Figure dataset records
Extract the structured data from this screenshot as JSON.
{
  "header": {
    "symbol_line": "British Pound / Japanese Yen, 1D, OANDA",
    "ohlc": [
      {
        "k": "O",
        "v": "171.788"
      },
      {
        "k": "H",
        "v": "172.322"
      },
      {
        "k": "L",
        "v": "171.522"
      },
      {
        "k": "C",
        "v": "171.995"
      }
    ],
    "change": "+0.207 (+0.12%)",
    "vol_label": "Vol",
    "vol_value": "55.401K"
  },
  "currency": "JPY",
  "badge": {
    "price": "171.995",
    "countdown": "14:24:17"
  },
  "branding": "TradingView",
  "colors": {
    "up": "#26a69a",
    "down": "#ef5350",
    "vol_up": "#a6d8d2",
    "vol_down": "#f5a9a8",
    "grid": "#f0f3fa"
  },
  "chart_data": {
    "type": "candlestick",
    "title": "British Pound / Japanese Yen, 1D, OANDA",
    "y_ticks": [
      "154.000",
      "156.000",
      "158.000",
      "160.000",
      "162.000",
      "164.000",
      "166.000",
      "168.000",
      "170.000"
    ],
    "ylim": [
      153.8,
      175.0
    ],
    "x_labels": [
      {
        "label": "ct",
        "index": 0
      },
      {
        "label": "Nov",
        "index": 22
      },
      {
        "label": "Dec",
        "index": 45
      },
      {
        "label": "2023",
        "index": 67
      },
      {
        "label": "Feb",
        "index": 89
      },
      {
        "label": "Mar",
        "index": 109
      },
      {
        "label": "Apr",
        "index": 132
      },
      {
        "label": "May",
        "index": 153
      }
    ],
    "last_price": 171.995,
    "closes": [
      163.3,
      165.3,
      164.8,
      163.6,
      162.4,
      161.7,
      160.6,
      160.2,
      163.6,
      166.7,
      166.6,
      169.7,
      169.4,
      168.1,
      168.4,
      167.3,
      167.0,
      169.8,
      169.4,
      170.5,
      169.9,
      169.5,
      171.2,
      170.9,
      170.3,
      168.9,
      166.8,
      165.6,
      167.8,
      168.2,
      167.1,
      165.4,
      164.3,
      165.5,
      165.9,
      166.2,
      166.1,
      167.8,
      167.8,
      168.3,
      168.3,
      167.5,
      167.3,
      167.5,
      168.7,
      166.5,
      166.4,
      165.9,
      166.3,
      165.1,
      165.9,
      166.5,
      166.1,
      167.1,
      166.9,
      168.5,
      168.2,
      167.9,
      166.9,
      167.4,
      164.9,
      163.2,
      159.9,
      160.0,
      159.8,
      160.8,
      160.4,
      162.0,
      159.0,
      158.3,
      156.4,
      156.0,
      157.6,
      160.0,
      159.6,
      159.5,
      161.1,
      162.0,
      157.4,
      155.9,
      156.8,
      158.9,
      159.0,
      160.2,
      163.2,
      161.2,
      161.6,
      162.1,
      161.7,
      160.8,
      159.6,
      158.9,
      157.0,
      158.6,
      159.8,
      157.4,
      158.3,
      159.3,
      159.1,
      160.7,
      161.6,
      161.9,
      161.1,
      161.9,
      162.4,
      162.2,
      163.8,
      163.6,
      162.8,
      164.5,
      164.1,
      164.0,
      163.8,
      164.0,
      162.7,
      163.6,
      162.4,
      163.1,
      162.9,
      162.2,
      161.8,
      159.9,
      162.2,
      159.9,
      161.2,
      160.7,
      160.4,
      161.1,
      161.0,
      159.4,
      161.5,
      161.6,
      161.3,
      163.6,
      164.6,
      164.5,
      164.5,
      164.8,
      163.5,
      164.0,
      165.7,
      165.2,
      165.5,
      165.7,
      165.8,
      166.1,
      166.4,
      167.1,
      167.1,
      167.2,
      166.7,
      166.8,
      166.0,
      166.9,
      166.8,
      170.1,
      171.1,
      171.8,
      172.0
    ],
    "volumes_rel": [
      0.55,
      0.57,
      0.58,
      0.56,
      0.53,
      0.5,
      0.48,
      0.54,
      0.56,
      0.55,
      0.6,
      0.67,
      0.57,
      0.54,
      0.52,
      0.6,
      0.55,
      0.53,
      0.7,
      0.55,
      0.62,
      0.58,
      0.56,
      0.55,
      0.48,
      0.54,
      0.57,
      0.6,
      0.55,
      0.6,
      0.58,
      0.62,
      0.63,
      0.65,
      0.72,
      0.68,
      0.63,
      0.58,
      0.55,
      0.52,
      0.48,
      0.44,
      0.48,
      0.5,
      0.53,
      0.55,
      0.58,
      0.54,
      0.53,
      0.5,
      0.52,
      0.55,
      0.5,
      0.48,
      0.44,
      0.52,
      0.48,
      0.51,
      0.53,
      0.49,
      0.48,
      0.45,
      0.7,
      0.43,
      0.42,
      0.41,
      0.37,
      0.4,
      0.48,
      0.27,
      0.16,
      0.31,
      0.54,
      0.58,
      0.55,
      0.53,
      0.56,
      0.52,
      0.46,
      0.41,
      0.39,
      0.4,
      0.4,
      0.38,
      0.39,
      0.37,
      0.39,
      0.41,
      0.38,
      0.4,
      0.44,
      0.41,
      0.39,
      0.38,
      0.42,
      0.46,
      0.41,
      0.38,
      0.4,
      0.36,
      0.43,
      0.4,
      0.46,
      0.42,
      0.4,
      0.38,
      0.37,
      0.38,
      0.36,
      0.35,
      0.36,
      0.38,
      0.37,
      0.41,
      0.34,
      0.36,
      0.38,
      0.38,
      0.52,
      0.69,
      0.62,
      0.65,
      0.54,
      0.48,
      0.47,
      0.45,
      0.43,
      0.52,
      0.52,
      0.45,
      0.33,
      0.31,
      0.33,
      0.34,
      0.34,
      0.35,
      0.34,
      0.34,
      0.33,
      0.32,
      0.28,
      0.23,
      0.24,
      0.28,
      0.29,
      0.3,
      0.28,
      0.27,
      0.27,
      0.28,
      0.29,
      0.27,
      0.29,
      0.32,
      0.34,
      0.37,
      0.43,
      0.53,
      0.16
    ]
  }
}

### Problem details
Restate the whole of the material exactly.

### Result below
Extract the structured data from this screenshot as JSON.
{
  "header": {
    "symbol_line": "British Pound / Japanese Yen, 1D, OANDA",
    "ohlc": [
      {
        "k": "O",
        "v": "171.788"
      },
      {
        "k": "H",
        "v": "172.322"
      },
      {
        "k": "L",
        "v": "171.522"
      },
      {
        "k": "C",
        "v": "171.995"
      }
    ],
    "change": "+0.207 (+0.12%)",
    "vol_label": "Vol",
    "vol_value": "55.401K"
  },
  "currency": "JPY",
  "badge": {
    "price": "171.995",
    "countdown": "14:24:17"
  },
  "branding": "TradingView",
  "colors": {
    "up": "#26a69a",
    "down": "#ef5350",
    "vol_up": "#a6d8d2",
    "vol_down": "#f5a9a8",
    "grid": "#f0f3fa"
  },
  "chart_data": {
    "type": "candlestick",
    "title": "British Pound / Japanese Yen, 1D, OANDA",
    "y_ticks": [
      "154.000",
      "156.000",
      "158.000",
      "160.000",
      "162.000",
      "164.000",
      "166.000",
      "168.000",
      "170.000"
    ],
    "ylim": [
      153.8,
      175.0
    ],
    "x_labels": [
      {
        "label": "ct",
        "index": 0
      },
      {
        "label": "Nov",
        "index": 22
      },
      {
        "label": "Dec",
        "index": 45
      },
      {
        "label": "2023",
        "index": 67
      },
      {
        "label": "Feb",
        "index": 89
      },
      {
        "label": "Mar",
        "index": 109
      },
      {
        "label": "Apr",
        "index": 132
      },
      {
        "label": "May",
        "index": 153
      }
    ],
    "last_price": 171.995,
    "closes": [
      163.3,
      165.3,
      164.8,
      163.6,
      162.4,
      161.7,
      160.6,
      160.2,
      163.6,
      166.7,
      166.6,
      169.7,
      169.4,
      168.1,
      168.4,
      167.3,
      167.0,
      169.8,
      169.4,
      170.5,
      169.9,
      169.5,
      171.2,
      170.9,
      170.3,
      168.9,
      166.8,
      165.6,
      167.8,
      168.2,
      167.1,
      165.4,
      164.3,
      165.5,
      165.9,
      166.2,
      166.1,
      167.8,
      167.8,
      168.3,
      168.3,
      167.5,
      167.3,
      167.5,
      168.7,
      166.5,
      166.4,
      165.9,
      166.3,
      165.1,
      165.9,
      166.5,
      166.1,
      167.1,
      166.9,
      168.5,
      168.2,
      167.9,
      166.9,
      167.4,
      164.9,
      163.2,
      159.9,
      160.0,
      159.8,
      160.8,
      160.4,
      162.0,
      159.0,
      158.3,
      156.4,
      156.0,
      157.6,
      160.0,
      159.6,
      159.5,
      161.1,
      162.0,
      157.4,
      155.9,
      156.8,
      158.9,
      159.0,
      160.2,
      163.2,
      161.2,
      161.6,
      162.1,
      161.7,
      160.8,
      159.6,
      158.9,
      157.0,
      158.6,
      159.8,
      157.4,
      158.3,
      159.3,
      159.1,
      160.7,
      161.6,
      161.9,
      161.1,
      161.9,
      162.4,
      162.2,
      163.8,
      163.6,
      162.8,
      164.5,
      164.1,
      164.0,
      163.8,
      164.0,
      162.7,
      163.6,
      162.4,
      163.1,
      162.9,
      162.2,
      161.8,
      159.9,
      162.2,
      159.9,
      161.2,
      160.7,
      160.4,
      161.1,
      161.0,
      159.4,
      161.5,
      161.6,
      161.3,
      163.6,
      164.6,
      164.5,
      164.5,
      164.8,
      163.5,
      164.0,
      165.7,
      165.2,
      165.5,
      165.7,
      165.8,
      166.1,
      166.4,
      167.1,
      167.1,
      167.2,
      166.7,
      166.8,
      166.0,
      166.9,
      166.8,
      170.1,
      171.1,
      171.8,
      172.0
    ],
    "volumes_rel": [
      0.55,
      0.57,
      0.58,
      0.56,
      0.53,
      0.5,
      0.48,
      0.54,
      0.56,
      0.55,
      0.6,
      0.67,
      0.57,
      0.54,
      0.52,
      0.6,
      0.55,
      0.53,
      0.7,
      0.55,
      0.62,
      0.58,
      0.56,
      0.55,
      0.48,
      0.54,
      0.57,
      0.6,
      0.55,
      0.6,
      0.58,
      0.62,
      0.63,
      0.65,
      0.72,
      0.68,
      0.63,
      0.58,
      0.55,
      0.52,
      0.48,
      0.44,
      0.48,
      0.5,
      0.53,
      0.55,
      0.58,
      0.54,
      0.53,
      0.5,
      0.52,
      0.55,
      0.5,
      0.48,
      0.44,
      0.52,
      0.48,
      0.51,
      0.53,
      0.49,
      0.48,
      0.45,
      0.7,
      0.43,
      0.42,
      0.41,
      0.37,
      0.4,
      0.48,
      0.27,
      0.16,
      0.31,
      0.54,
      0.58,
      0.55,
      0.53,
      0.56,
      0.52,
      0.46,
      0.41,
      0.39,
      0.4,
      0.4,
      0.38,
      0.39,
      0.37,
      0.39,
      0.41,
      0.38,
      0.4,
      0.44,
      0.41,
      0.39,
      0.38,
      0.42,
      0.46,
      0.41,
      0.38,
      0.4,
      0.36,
      0.43,
      0.4,
      0.46,
      0.42,
      0.4,
      0.38,
      0.37,
      0.38,
      0.36,
      0.35,
      0.36,
      0.38,
      0.37,
      0.41,
      0.34,
      0.36,
      0.38,
      0.38,
      0.52,
      0.69,
      0.62,
      0.65,
      0.54,
      0.48,
      0.47,
      0.45,
      0.43,
      0.52,
      0.52,
      0.45,
      0.33,
      0.31,
      0.33,
      0.34,
      0.34,
      0.35,
      0.34,
      0.34,
      0.33,
      0.32,
      0.28,
      0.23,
      0.24,
      0.28,
      0.29,
      0.3,
      0.28,
      0.27,
      0.27,
      0.28,
      0.29,
      0.27,
      0.29,
      0.32,
      0.34,
      0.37,
      0.43,
      0.53,
      0.16
    ]
  }
}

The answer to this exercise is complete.